(Saved entries)
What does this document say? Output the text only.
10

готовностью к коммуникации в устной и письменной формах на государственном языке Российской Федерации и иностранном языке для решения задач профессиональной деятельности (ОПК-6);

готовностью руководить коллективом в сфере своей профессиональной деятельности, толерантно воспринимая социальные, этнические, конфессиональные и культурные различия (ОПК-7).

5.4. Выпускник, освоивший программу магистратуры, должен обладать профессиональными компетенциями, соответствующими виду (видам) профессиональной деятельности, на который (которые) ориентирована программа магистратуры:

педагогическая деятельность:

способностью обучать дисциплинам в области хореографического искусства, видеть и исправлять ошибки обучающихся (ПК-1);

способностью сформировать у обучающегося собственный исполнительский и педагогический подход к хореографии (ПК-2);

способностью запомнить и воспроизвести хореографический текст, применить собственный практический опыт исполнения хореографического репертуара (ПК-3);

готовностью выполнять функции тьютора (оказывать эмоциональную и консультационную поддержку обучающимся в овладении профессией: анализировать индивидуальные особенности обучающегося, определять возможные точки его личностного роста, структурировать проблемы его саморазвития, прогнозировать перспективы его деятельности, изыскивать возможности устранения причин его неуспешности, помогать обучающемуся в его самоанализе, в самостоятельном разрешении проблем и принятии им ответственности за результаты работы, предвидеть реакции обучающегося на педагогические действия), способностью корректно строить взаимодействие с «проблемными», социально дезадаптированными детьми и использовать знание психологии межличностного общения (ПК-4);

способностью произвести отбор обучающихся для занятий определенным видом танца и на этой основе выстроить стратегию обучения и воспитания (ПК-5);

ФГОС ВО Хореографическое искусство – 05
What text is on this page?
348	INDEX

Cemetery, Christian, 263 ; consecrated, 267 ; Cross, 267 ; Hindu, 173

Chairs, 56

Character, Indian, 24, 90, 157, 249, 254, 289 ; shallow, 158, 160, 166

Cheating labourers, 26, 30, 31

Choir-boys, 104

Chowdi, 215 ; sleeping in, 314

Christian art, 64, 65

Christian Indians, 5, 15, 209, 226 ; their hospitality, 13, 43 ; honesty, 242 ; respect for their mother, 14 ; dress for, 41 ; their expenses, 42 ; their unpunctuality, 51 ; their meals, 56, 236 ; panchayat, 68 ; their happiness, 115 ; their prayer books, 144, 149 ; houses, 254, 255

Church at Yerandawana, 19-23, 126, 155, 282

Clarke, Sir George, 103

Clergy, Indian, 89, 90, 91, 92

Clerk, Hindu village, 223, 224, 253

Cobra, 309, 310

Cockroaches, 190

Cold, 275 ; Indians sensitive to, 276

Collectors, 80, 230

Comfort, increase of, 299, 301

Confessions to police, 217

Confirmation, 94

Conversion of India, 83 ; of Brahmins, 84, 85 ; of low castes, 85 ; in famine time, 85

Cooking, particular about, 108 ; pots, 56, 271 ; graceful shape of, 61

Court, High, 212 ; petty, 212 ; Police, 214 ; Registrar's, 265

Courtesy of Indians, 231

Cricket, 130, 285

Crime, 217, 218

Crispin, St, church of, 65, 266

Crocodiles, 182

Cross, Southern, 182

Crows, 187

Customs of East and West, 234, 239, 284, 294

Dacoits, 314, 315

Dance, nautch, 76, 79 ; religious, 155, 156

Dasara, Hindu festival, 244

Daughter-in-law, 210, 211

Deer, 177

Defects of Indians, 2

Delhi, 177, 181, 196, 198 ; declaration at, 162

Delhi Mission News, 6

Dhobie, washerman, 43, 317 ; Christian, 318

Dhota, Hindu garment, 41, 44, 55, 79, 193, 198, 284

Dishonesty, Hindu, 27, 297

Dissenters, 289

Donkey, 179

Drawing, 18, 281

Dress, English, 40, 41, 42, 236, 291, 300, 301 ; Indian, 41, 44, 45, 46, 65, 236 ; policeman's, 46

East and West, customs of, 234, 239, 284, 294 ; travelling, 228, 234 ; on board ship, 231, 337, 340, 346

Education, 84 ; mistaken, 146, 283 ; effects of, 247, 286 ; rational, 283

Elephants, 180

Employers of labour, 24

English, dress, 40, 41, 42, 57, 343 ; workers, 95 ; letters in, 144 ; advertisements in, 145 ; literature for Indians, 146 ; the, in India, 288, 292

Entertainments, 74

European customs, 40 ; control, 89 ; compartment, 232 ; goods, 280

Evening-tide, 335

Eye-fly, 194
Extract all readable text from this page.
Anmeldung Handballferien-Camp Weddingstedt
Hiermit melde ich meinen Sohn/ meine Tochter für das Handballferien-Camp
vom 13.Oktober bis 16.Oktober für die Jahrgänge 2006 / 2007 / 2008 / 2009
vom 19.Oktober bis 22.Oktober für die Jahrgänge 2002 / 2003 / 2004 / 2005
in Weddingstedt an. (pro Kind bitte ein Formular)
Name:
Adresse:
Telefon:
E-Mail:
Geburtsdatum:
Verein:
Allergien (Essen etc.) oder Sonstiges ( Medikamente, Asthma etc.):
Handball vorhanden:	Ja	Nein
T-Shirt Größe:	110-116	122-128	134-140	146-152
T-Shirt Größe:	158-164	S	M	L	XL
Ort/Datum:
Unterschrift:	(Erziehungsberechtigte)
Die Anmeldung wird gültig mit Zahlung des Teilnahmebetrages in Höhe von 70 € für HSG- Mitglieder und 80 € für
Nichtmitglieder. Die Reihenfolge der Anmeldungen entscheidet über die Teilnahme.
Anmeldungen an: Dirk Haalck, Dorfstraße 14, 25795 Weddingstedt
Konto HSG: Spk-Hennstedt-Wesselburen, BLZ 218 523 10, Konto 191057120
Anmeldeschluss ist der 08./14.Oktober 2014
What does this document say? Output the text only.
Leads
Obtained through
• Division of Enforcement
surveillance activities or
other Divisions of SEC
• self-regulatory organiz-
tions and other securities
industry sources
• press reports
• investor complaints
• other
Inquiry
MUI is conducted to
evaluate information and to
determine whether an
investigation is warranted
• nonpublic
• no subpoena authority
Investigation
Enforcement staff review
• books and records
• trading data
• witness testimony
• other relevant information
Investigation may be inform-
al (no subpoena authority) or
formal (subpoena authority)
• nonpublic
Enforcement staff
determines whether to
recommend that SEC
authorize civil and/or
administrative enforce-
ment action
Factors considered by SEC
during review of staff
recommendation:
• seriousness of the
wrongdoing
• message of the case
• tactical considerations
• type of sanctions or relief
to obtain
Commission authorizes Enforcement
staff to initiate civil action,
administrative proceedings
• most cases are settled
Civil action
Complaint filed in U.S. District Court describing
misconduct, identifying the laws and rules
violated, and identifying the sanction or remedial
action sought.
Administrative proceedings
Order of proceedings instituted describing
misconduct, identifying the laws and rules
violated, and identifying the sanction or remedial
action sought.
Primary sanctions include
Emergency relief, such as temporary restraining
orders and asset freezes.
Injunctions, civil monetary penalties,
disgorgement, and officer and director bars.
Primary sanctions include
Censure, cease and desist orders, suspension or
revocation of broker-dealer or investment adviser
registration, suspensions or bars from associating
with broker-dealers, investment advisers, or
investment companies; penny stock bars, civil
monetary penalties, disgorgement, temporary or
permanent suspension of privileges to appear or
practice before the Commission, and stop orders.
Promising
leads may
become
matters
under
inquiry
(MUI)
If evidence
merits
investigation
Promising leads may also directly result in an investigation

What this task involves - Output the entries exactly.

Written answer -
What does this document say? Output the text only.
10

готовностью к коммуникации в устной и письменной формах на государственном языке Российской Федерации и иностранном языке для решения задач профессиональной деятельности (ОПК-6);

готовностью руководить коллективом в сфере своей профессиональной деятельности, толерантно воспринимая социальные, этнические, конфессиональные и культурные различия (ОПК-7).

5.4. Выпускник, освоивший программу магистратуры, должен обладать профессиональными компетенциями, соответствующими виду (видам) профессиональной деятельности, на который (которые) ориентирована программа магистратуры:

педагогическая деятельность:

способностью обучать дисциплинам в области хореографического искусства, видеть и исправлять ошибки обучающихся (ПК-1);

способностью сформировать у обучающегося собственный исполнительский и педагогический подход к хореографии (ПК-2);

способностью запомнить и воспроизвести хореографический текст, применить собственный практический опыт исполнения хореографического репертуара (ПК-3);

готовностью выполнять функции тьютора (оказывать эмоциональную и консультационную поддержку обучающимся в овладении профессией: анализировать индивидуальные особенности обучающегося, определять возможные точки его личностного роста, структурировать проблемы его саморазвития, прогнозировать перспективы его деятельности, изыскивать возможности устранения причин его неуспешности, помогать обучающемуся в его самоанализе, в самостоятельном разрешении проблем и принятии им ответственности за результаты работы, предвидеть реакции обучающегося на педагогические действия), способностью корректно строить взаимодействие с «проблемными», социально дезадаптированными детьми и использовать знание психологии межличностного общения (ПК-4);

способностью произвести отбор обучающихся для занятий определенным видом танца и на этой основе выстроить стратегию обучения и воспитания (ПК-5);

ФГОС ВО Хореографическое искусство – 05
What text is on this page?
348	INDEX

Cemetery, Christian, 263 ; consecrated, 267 ; Cross, 267 ; Hindu, 173

Chairs, 56

Character, Indian, 24, 90, 157, 249, 254, 289 ; shallow, 158, 160, 166

Cheating labourers, 26, 30, 31

Choir-boys, 104

Chowdi, 215 ; sleeping in, 314

Christian art, 64, 65

Christian Indians, 5, 15, 209, 226 ; their hospitality, 13, 43 ; honesty, 242 ; respect for their mother, 14 ; dress for, 41 ; their expenses, 42 ; their unpunctuality, 51 ; their meals, 56, 236 ; panchayat, 68 ; their happiness, 115 ; their prayer books, 144, 149 ; houses, 254, 255

Church at Yerandawana, 19-23, 126, 155, 282

Clarke, Sir George, 103

Clergy, Indian, 89, 90, 91, 92

Clerk, Hindu village, 223, 224, 253

Cobra, 309, 310

Cockroaches, 190

Cold, 275 ; Indians sensitive to, 276

Collectors, 80, 230

Comfort, increase of, 299, 301

Confessions to police, 217

Confirmation, 94

Conversion of India, 83 ; of Brahmins, 84, 85 ; of low castes, 85 ; in famine time, 85

Cooking, particular about, 108 ; pots, 56, 271 ; graceful shape of, 61

Court, High, 212 ; petty, 212 ; Police, 214 ; Registrar's, 265

Courtesy of Indians, 231

Cricket, 130, 285

Crime, 217, 218

Crispin, St, church of, 65, 266

Crocodiles, 182

Cross, Southern, 182

Crows, 187

Customs of East and West, 234, 239, 284, 294

Dacoits, 314, 315

Dance, nautch, 76, 79 ; religious, 155, 156

Dasara, Hindu festival, 244

Daughter-in-law, 210, 211

Deer, 177

Defects of Indians, 2

Delhi, 177, 181, 196, 198 ; declaration at, 162

Delhi Mission News, 6

Dhobie, washerman, 43, 317 ; Christian, 318

Dhota, Hindu garment, 41, 44, 55, 79, 193, 198, 284

Dishonesty, Hindu, 27, 297

Dissenters, 289

Donkey, 179

Drawing, 18, 281

Dress, English, 40, 41, 42, 236, 291, 300, 301 ; Indian, 41, 44, 45, 46, 65, 236 ; policeman's, 46

East and West, customs of, 234, 239, 284, 294 ; travelling, 228, 234 ; on board ship, 231, 337, 340, 346

Education, 84 ; mistaken, 146, 283 ; effects of, 247, 286 ; rational, 283

Elephants, 180

Employers of labour, 24

English, dress, 40, 41, 42, 57, 343 ; workers, 95 ; letters in, 144 ; advertisements in, 145 ; literature for Indians, 146 ; the, in India, 288, 292

Entertainments, 74

European customs, 40 ; control, 89 ; compartment, 232 ; goods, 280

Evening-tide, 335

Eye-fly, 194
Extract all readable text from this page.
Anmeldung Handballferien-Camp Weddingstedt
Hiermit melde ich meinen Sohn/ meine Tochter für das Handballferien-Camp
vom 13.Oktober bis 16.Oktober für die Jahrgänge 2006 / 2007 / 2008 / 2009
vom 19.Oktober bis 22.Oktober für die Jahrgänge 2002 / 2003 / 2004 / 2005
in Weddingstedt an. (pro Kind bitte ein Formular)
Name:
Adresse:
Telefon:
E-Mail:
Geburtsdatum:
Verein:
Allergien (Essen etc.) oder Sonstiges ( Medikamente, Asthma etc.):
Handball vorhanden:	Ja	Nein
T-Shirt Größe:	110-116	122-128	134-140	146-152
T-Shirt Größe:	158-164	S	M	L	XL
Ort/Datum:
Unterschrift:	(Erziehungsberechtigte)
Die Anmeldung wird gültig mit Zahlung des Teilnahmebetrages in Höhe von 70 € für HSG- Mitglieder und 80 € für
Nichtmitglieder. Die Reihenfolge der Anmeldungen entscheidet über die Teilnahme.
Anmeldungen an: Dirk Haalck, Dorfstraße 14, 25795 Weddingstedt
Konto HSG: Spk-Hennstedt-Wesselburen, BLZ 218 523 10, Konto 191057120
Anmeldeschluss ist der 08./14.Oktober 2014
What does this document say? Output the text only.
Leads
Obtained through
• Division of Enforcement
surveillance activities or
other Divisions of SEC
• self-regulatory organiz-
tions and other securities
industry sources
• press reports
• investor complaints
• other
Inquiry
MUI is conducted to
evaluate information and to
determine whether an
investigation is warranted
• nonpublic
• no subpoena authority
Investigation
Enforcement staff review
• books and records
• trading data
• witness testimony
• other relevant information
Investigation may be inform-
al (no subpoena authority) or
formal (subpoena authority)
• nonpublic
Enforcement staff
determines whether to
recommend that SEC
authorize civil and/or
administrative enforce-
ment action
Factors considered by SEC
during review of staff
recommendation:
• seriousness of the
wrongdoing
• message of the case
• tactical considerations
• type of sanctions or relief
to obtain
Commission authorizes Enforcement
staff to initiate civil action,
administrative proceedings
• most cases are settled
Civil action
Complaint filed in U.S. District Court describing
misconduct, identifying the laws and rules
violated, and identifying the sanction or remedial
action sought.
Administrative proceedings
Order of proceedings instituted describing
misconduct, identifying the laws and rules
violated, and identifying the sanction or remedial
action sought.
Primary sanctions include
Emergency relief, such as temporary restraining
orders and asset freezes.
Injunctions, civil monetary penalties,
disgorgement, and officer and director bars.
Primary sanctions include
Censure, cease and desist orders, suspension or
revocation of broker-dealer or investment adviser
registration, suspensions or bars from associating
with broker-dealers, investment advisers, or
investment companies; penny stock bars, civil
monetary penalties, disgorgement, temporary or
permanent suspension of privileges to appear or
practice before the Commission, and stop orders.
Promising
leads may
become
matters
under
inquiry
(MUI)
If evidence
merits
investigation
Promising leads may also directly result in an investigation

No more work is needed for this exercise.